Entries provided ->
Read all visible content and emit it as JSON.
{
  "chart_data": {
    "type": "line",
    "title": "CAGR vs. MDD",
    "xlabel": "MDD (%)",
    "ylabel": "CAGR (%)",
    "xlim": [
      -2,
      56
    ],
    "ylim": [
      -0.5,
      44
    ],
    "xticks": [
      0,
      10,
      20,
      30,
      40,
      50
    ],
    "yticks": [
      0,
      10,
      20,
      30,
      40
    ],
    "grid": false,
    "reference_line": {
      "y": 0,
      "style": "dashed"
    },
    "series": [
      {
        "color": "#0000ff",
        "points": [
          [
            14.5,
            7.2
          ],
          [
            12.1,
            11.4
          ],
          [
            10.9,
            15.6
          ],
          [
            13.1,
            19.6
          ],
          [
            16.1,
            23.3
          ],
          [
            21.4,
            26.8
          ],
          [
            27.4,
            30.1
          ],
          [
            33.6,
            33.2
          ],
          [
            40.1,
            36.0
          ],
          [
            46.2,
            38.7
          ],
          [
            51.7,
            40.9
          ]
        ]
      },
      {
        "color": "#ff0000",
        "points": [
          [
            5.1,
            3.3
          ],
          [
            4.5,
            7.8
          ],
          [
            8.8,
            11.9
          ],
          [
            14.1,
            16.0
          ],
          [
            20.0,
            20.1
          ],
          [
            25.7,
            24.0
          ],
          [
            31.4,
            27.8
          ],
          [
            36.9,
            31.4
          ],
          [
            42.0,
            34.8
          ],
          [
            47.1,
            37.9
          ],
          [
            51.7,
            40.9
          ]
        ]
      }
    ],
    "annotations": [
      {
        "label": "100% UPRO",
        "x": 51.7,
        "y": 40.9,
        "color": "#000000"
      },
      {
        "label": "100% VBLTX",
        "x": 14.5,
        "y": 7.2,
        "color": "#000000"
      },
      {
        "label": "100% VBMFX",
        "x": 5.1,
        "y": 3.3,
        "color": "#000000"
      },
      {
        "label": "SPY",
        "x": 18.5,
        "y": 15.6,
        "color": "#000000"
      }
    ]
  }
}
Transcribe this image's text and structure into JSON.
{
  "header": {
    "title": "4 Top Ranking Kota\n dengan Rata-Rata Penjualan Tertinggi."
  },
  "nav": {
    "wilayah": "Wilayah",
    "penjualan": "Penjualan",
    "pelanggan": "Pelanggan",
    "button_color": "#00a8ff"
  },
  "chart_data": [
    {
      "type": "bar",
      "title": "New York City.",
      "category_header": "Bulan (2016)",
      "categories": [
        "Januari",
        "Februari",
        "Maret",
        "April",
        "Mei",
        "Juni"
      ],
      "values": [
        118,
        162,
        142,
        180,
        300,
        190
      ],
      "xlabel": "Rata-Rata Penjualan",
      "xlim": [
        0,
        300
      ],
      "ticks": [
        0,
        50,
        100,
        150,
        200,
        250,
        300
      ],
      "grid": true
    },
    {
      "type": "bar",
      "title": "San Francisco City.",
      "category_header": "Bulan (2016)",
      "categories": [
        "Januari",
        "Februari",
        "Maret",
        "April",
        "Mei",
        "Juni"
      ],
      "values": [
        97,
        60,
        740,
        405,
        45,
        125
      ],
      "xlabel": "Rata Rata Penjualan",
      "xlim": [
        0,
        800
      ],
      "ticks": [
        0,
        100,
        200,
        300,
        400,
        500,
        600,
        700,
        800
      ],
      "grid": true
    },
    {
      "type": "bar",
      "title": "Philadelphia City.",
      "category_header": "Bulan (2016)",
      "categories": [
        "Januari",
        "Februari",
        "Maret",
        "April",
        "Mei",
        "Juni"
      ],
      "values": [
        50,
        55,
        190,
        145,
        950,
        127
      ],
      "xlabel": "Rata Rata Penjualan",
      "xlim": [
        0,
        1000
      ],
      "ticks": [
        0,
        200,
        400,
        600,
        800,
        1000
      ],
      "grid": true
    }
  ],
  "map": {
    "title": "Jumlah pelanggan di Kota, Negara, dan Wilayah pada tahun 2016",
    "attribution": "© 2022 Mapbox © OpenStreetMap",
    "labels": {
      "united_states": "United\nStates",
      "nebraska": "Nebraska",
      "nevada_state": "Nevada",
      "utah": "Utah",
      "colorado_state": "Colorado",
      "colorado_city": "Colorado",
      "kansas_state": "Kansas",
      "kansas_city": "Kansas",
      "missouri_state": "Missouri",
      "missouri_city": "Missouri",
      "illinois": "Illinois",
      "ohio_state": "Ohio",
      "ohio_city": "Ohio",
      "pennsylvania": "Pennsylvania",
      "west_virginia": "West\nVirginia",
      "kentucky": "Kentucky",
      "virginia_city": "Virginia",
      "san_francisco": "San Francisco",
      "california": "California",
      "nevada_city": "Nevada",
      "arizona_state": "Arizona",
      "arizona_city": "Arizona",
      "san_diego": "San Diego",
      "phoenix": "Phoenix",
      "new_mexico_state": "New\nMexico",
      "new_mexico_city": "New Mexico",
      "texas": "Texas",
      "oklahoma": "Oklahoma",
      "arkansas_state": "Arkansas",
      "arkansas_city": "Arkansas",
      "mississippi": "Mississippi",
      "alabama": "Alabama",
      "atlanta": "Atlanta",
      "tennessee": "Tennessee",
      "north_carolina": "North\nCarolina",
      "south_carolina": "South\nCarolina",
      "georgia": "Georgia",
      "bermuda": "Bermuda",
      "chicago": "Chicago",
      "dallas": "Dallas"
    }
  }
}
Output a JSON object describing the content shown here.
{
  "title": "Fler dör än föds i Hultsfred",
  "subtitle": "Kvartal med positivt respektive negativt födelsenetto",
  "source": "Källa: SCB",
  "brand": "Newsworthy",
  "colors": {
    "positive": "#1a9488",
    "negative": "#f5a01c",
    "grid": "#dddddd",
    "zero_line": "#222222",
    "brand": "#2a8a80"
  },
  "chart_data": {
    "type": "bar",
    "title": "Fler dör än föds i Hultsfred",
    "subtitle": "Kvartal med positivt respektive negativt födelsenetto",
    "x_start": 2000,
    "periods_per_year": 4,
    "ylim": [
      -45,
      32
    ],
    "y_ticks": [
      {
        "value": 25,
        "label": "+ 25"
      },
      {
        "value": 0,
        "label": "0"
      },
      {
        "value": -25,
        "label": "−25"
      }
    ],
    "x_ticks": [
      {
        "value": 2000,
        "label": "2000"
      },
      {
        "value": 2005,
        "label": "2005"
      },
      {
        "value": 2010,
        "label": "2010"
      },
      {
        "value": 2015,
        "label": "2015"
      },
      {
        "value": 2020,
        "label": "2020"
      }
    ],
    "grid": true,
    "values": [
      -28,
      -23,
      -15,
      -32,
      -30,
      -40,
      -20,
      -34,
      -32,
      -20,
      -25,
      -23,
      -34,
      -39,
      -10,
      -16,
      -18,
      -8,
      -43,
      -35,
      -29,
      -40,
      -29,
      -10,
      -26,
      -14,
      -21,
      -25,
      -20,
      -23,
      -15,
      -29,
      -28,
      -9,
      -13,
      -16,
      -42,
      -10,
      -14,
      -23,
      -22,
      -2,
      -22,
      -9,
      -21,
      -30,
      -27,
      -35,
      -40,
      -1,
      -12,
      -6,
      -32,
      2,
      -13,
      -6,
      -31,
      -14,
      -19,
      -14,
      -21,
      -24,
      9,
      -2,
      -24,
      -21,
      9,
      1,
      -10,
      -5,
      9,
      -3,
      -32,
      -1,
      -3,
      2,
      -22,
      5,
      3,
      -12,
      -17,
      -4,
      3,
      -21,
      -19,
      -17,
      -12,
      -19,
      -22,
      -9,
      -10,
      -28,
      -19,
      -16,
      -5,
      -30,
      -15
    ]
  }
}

Directions ->
Copy out every line where the word "Hultsfred" occurs.

Result of this task ->
  "title": "Fler dör än föds i Hultsfred",
    "title": "Fler dör än föds i Hultsfred",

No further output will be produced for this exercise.